- Provided records -
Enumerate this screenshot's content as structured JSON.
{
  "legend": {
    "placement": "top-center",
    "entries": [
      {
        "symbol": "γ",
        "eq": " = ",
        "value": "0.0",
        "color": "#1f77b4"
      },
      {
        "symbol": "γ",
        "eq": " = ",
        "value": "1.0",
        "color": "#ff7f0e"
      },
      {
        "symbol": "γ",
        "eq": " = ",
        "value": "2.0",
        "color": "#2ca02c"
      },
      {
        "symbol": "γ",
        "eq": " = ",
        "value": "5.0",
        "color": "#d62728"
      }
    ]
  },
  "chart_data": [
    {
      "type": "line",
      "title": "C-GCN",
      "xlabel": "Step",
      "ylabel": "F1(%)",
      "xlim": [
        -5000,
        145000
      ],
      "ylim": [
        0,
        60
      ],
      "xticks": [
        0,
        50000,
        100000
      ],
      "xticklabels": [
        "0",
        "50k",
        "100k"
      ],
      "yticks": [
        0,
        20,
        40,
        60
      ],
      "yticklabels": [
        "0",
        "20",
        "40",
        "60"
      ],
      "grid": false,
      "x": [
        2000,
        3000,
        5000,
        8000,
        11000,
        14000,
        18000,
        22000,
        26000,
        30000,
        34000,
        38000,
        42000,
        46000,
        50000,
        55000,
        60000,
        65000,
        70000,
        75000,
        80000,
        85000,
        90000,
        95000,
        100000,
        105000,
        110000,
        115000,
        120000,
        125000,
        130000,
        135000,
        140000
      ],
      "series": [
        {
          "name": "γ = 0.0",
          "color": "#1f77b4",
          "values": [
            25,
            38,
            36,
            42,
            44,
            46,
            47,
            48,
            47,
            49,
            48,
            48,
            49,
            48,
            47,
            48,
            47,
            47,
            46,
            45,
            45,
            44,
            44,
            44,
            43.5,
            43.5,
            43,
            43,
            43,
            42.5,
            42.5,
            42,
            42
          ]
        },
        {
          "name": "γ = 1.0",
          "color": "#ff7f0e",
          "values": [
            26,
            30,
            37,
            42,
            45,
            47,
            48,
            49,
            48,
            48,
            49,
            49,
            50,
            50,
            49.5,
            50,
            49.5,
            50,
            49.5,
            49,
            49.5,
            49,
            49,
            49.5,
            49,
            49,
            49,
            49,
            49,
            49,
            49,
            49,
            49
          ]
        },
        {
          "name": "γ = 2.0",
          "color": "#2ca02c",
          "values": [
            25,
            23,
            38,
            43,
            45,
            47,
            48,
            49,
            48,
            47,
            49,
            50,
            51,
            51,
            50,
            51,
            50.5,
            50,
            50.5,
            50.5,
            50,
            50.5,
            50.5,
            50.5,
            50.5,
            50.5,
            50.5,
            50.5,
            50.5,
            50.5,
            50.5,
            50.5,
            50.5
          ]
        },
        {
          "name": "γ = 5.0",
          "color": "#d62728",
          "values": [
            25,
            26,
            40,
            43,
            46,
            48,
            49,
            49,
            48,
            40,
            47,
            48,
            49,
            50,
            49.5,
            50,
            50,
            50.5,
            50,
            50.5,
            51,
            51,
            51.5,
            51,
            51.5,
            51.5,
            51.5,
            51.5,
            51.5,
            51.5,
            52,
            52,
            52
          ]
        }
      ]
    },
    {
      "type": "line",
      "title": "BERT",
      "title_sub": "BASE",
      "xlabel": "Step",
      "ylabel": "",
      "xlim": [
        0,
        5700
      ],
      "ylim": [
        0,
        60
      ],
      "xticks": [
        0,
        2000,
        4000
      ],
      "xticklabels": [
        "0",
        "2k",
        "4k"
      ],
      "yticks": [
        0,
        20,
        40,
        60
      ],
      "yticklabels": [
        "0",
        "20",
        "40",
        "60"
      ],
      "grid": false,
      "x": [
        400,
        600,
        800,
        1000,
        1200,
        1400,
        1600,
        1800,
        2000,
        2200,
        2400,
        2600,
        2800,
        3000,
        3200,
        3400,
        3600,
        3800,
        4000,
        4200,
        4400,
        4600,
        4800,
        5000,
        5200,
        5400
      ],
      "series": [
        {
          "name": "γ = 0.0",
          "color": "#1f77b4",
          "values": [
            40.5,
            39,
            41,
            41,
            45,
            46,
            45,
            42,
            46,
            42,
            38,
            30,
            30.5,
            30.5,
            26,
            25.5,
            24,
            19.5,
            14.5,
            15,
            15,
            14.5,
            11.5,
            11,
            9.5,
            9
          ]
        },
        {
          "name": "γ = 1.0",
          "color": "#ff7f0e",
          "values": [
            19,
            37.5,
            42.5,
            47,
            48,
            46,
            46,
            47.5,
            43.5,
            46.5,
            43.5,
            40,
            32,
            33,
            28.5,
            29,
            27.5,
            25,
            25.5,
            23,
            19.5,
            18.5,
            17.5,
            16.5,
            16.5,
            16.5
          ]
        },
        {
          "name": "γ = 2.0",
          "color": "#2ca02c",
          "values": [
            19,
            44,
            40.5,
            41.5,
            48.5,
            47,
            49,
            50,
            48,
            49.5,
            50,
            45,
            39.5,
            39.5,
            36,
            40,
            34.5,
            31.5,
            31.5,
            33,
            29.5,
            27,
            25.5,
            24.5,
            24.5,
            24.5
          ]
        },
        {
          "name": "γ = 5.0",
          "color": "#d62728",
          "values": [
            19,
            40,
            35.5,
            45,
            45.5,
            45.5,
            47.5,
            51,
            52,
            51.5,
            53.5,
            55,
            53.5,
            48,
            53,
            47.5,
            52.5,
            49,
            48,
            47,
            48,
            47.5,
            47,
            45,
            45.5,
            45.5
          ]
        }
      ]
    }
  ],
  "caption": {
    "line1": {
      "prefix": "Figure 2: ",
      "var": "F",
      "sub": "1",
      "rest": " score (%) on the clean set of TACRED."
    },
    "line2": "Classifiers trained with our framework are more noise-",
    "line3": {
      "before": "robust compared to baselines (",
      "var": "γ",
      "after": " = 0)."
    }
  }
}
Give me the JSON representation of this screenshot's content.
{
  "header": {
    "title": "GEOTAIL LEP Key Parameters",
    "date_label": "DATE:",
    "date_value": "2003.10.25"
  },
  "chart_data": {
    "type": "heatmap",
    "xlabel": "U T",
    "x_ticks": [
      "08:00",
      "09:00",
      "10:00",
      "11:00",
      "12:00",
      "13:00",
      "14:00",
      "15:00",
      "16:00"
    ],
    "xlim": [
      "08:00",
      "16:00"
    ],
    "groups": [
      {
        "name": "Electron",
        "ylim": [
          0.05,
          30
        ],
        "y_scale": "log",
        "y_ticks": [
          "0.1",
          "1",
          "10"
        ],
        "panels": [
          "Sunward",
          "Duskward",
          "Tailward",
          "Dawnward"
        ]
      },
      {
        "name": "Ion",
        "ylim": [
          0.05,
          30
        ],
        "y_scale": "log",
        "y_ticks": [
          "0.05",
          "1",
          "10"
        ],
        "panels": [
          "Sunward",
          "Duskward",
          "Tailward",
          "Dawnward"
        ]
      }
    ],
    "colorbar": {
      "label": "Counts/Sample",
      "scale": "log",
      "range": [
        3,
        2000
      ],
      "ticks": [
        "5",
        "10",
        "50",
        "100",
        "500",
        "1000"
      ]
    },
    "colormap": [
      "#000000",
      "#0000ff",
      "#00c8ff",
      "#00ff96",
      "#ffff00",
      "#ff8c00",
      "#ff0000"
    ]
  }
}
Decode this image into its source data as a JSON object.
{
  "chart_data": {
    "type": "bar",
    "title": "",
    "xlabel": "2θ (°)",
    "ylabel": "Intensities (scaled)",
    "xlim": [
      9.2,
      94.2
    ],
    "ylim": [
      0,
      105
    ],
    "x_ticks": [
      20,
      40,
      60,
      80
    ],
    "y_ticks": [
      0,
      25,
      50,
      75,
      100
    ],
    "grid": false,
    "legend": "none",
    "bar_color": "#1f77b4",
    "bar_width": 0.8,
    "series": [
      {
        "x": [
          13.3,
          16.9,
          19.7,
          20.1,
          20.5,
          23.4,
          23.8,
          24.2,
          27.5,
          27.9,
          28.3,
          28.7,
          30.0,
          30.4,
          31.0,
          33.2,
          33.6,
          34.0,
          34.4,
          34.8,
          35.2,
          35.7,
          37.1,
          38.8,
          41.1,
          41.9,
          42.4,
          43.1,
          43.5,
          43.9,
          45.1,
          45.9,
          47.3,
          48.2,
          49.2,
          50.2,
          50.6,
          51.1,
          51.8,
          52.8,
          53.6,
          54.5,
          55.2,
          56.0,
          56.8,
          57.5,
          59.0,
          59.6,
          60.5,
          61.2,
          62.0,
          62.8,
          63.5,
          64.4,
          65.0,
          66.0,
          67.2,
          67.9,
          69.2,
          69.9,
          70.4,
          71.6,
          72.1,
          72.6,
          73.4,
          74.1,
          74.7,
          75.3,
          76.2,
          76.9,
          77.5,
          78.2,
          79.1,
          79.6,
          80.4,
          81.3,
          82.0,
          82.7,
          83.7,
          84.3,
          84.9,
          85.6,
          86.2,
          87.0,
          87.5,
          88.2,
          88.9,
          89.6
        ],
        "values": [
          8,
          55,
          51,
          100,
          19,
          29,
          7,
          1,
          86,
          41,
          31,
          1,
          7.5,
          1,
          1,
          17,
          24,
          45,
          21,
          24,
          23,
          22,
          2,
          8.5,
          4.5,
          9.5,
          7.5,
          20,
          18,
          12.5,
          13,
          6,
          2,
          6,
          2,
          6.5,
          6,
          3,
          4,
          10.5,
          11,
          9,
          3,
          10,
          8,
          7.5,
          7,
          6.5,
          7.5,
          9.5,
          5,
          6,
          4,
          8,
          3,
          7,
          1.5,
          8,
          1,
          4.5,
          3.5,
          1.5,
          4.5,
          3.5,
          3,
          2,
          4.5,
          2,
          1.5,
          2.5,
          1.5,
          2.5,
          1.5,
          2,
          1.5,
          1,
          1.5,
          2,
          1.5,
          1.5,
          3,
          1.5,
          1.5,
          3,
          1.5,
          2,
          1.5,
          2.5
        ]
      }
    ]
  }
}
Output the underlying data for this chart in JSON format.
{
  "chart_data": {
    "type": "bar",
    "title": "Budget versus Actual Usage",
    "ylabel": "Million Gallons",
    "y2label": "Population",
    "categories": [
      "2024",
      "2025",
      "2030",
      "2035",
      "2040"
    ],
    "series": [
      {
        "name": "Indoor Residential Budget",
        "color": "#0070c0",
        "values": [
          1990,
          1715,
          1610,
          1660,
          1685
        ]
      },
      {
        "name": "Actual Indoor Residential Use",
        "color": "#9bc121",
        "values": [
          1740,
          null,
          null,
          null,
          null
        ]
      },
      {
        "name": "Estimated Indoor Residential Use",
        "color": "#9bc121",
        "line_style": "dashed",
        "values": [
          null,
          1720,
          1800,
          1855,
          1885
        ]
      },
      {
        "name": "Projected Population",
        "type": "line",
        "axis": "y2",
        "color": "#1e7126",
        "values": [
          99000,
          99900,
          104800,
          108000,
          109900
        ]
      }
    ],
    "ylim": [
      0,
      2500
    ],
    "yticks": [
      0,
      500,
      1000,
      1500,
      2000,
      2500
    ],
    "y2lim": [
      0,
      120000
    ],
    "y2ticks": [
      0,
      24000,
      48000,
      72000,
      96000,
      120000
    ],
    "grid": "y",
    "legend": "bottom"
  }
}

- Exercise brief -
Return each line in the records that holds the string "JSON".

- Task solution -
Enumerate this screenshot's content as structured JSON.
Give me the JSON representation of this screenshot's content.
Decode this image into its source data as a JSON object.
Output the underlying data for this chart in JSON format.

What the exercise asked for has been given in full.